Figure content listings:

◇ ◇ ◇ ◇ ◇

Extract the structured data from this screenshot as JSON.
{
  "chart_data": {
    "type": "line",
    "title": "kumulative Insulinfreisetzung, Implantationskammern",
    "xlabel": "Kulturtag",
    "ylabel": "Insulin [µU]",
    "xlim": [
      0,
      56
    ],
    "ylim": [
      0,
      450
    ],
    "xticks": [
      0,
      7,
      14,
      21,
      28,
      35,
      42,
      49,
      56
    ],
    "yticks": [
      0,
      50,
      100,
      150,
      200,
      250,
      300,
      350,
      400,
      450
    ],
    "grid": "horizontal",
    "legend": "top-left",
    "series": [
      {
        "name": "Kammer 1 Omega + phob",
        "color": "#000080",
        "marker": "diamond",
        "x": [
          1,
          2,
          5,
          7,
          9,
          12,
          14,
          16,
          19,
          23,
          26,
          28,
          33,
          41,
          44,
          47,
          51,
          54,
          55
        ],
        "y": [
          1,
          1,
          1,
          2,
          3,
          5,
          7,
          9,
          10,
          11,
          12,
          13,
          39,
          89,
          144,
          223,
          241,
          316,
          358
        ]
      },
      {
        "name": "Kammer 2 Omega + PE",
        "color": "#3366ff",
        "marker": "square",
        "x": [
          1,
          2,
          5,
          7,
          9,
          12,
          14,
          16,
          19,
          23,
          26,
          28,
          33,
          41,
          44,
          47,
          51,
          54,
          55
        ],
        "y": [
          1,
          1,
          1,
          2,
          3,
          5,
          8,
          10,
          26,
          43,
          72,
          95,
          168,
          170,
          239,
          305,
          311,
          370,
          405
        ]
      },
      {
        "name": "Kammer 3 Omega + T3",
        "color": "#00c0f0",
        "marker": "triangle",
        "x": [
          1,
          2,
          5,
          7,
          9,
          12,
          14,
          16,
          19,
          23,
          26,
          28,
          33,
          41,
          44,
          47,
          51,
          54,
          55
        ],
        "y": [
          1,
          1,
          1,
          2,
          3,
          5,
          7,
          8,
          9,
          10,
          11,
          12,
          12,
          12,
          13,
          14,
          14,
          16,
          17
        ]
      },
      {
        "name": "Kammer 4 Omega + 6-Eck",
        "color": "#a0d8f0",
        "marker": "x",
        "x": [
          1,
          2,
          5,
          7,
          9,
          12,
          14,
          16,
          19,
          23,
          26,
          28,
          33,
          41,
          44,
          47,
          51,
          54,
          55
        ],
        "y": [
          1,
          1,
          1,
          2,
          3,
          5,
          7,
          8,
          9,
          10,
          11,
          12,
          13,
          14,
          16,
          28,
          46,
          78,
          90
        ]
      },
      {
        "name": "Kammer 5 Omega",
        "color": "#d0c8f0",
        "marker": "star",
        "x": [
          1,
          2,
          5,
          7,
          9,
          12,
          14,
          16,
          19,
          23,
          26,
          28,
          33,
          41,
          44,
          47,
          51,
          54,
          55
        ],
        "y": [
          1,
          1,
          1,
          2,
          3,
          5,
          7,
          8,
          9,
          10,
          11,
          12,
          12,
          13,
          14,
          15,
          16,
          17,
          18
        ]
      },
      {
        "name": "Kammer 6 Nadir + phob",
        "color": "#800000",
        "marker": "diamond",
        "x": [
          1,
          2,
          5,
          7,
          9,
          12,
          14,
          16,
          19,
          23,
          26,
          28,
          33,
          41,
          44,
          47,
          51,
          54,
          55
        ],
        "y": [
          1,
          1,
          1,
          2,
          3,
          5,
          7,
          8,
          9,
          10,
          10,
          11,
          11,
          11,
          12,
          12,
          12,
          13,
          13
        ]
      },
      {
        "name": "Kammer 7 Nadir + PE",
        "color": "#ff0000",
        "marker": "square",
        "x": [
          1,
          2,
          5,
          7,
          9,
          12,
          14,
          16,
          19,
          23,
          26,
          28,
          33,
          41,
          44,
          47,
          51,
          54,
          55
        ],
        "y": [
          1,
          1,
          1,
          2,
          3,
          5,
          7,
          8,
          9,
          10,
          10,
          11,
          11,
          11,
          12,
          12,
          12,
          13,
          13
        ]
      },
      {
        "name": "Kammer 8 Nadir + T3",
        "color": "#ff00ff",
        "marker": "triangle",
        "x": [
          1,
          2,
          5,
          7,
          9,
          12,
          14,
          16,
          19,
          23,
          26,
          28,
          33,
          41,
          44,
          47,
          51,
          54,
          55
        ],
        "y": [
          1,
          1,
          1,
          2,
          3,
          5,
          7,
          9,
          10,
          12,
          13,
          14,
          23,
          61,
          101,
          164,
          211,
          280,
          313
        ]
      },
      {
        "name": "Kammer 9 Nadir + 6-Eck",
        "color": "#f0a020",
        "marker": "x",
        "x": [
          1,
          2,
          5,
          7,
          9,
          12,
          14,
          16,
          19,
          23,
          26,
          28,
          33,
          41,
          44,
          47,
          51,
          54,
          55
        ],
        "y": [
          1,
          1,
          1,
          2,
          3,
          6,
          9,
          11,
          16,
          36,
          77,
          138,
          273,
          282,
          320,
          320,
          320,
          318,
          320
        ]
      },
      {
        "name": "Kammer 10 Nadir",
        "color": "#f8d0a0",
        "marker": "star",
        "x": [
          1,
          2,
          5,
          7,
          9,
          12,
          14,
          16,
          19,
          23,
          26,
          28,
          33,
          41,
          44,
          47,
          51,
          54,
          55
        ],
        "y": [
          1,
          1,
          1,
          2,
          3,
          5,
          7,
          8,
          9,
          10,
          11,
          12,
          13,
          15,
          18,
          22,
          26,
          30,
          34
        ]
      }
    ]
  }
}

◇ ◇ ◇ ◇ ◇

- PROBLEM DETAILS:
Emit the full listing verbatim.

- REPLY:
Extract the structured data from this screenshot as JSON.
{
  "chart_data": {
    "type": "line",
    "title": "kumulative Insulinfreisetzung, Implantationskammern",
    "xlabel": "Kulturtag",
    "ylabel": "Insulin [µU]",
    "xlim": [
      0,
      56
    ],
    "ylim": [
      0,
      450
    ],
    "xticks": [
      0,
      7,
      14,
      21,
      28,
      35,
      42,
      49,
      56
    ],
    "yticks": [
      0,
      50,
      100,
      150,
      200,
      250,
      300,
      350,
      400,
      450
    ],
    "grid": "horizontal",
    "legend": "top-left",
    "series": [
      {
        "name": "Kammer 1 Omega + phob",
        "color": "#000080",
        "marker": "diamond",
        "x": [
          1,
          2,
          5,
          7,
          9,
          12,
          14,
          16,
          19,
          23,
          26,
          28,
          33,
          41,
          44,
          47,
          51,
          54,
          55
        ],
        "y": [
          1,
          1,
          1,
          2,
          3,
          5,
          7,
          9,
          10,
          11,
          12,
          13,
          39,
          89,
          144,
          223,
          241,
          316,
          358
        ]
      },
      {
        "name": "Kammer 2 Omega + PE",
        "color": "#3366ff",
        "marker": "square",
        "x": [
          1,
          2,
          5,
          7,
          9,
          12,
          14,
          16,
          19,
          23,
          26,
          28,
          33,
          41,
          44,
          47,
          51,
          54,
          55
        ],
        "y": [
          1,
          1,
          1,
          2,
          3,
          5,
          8,
          10,
          26,
          43,
          72,
          95,
          168,
          170,
          239,
          305,
          311,
          370,
          405
        ]
      },
      {
        "name": "Kammer 3 Omega + T3",
        "color": "#00c0f0",
        "marker": "triangle",
        "x": [
          1,
          2,
          5,
          7,
          9,
          12,
          14,
          16,
          19,
          23,
          26,
          28,
          33,
          41,
          44,
          47,
          51,
          54,
          55
        ],
        "y": [
          1,
          1,
          1,
          2,
          3,
          5,
          7,
          8,
          9,
          10,
          11,
          12,
          12,
          12,
          13,
          14,
          14,
          16,
          17
        ]
      },
      {
        "name": "Kammer 4 Omega + 6-Eck",
        "color": "#a0d8f0",
        "marker": "x",
        "x": [
          1,
          2,
          5,
          7,
          9,
          12,
          14,
          16,
          19,
          23,
          26,
          28,
          33,
          41,
          44,
          47,
          51,
          54,
          55
        ],
        "y": [
          1,
          1,
          1,
          2,
          3,
          5,
          7,
          8,
          9,
          10,
          11,
          12,
          13,
          14,
          16,
          28,
          46,
          78,
          90
        ]
      },
      {
        "name": "Kammer 5 Omega",
        "color": "#d0c8f0",
        "marker": "star",
        "x": [
          1,
          2,
          5,
          7,
          9,
          12,
          14,
          16,
          19,
          23,
          26,
          28,
          33,
          41,
          44,
          47,
          51,
          54,
          55
        ],
        "y": [
          1,
          1,
          1,
          2,
          3,
          5,
          7,
          8,
          9,
          10,
          11,
          12,
          12,
          13,
          14,
          15,
          16,
          17,
          18
        ]
      },
      {
        "name": "Kammer 6 Nadir + phob",
        "color": "#800000",
        "marker": "diamond",
        "x": [
          1,
          2,
          5,
          7,
          9,
          12,
          14,
          16,
          19,
          23,
          26,
          28,
          33,
          41,
          44,
          47,
          51,
          54,
          55
        ],
        "y": [
          1,
          1,
          1,
          2,
          3,
          5,
          7,
          8,
          9,
          10,
          10,
          11,
          11,
          11,
          12,
          12,
          12,
          13,
          13
        ]
      },
      {
        "name": "Kammer 7 Nadir + PE",
        "color": "#ff0000",
        "marker": "square",
        "x": [
          1,
          2,
          5,
          7,
          9,
          12,
          14,
          16,
          19,
          23,
          26,
          28,
          33,
          41,
          44,
          47,
          51,
          54,
          55
        ],
        "y": [
          1,
          1,
          1,
          2,
          3,
          5,
          7,
          8,
          9,
          10,
          10,
          11,
          11,
          11,
          12,
          12,
          12,
          13,
          13
        ]
      },
      {
        "name": "Kammer 8 Nadir + T3",
        "color": "#ff00ff",
        "marker": "triangle",
        "x": [
          1,
          2,
          5,
          7,
          9,
          12,
          14,
          16,
          19,
          23,
          26,
          28,
          33,
          41,
          44,
          47,
          51,
          54,
          55
        ],
        "y": [
          1,
          1,
          1,
          2,
          3,
          5,
          7,
          9,
          10,
          12,
          13,
          14,
          23,
          61,
          101,
          164,
          211,
          280,
          313
        ]
      },
      {
        "name": "Kammer 9 Nadir + 6-Eck",
        "color": "#f0a020",
        "marker": "x",
        "x": [
          1,
          2,
          5,
          7,
          9,
          12,
          14,
          16,
          19,
          23,
          26,
          28,
          33,
          41,
          44,
          47,
          51,
          54,
          55
        ],
        "y": [
          1,
          1,
          1,
          2,
          3,
          6,
          9,
          11,
          16,
          36,
          77,
          138,
          273,
          282,
          320,
          320,
          320,
          318,
          320
        ]
      },
      {
        "name": "Kammer 10 Nadir",
        "color": "#f8d0a0",
        "marker": "star",
        "x": [
          1,
          2,
          5,
          7,
          9,
          12,
          14,
          16,
          19,
          23,
          26,
          28,
          33,
          41,
          44,
          47,
          51,
          54,
          55
        ],
        "y": [
          1,
          1,
          1,
          2,
          3,
          5,
          7,
          8,
          9,
          10,
          11,
          12,
          13,
          15,
          18,
          22,
          26,
          30,
          34
        ]
      }
    ]
  }
}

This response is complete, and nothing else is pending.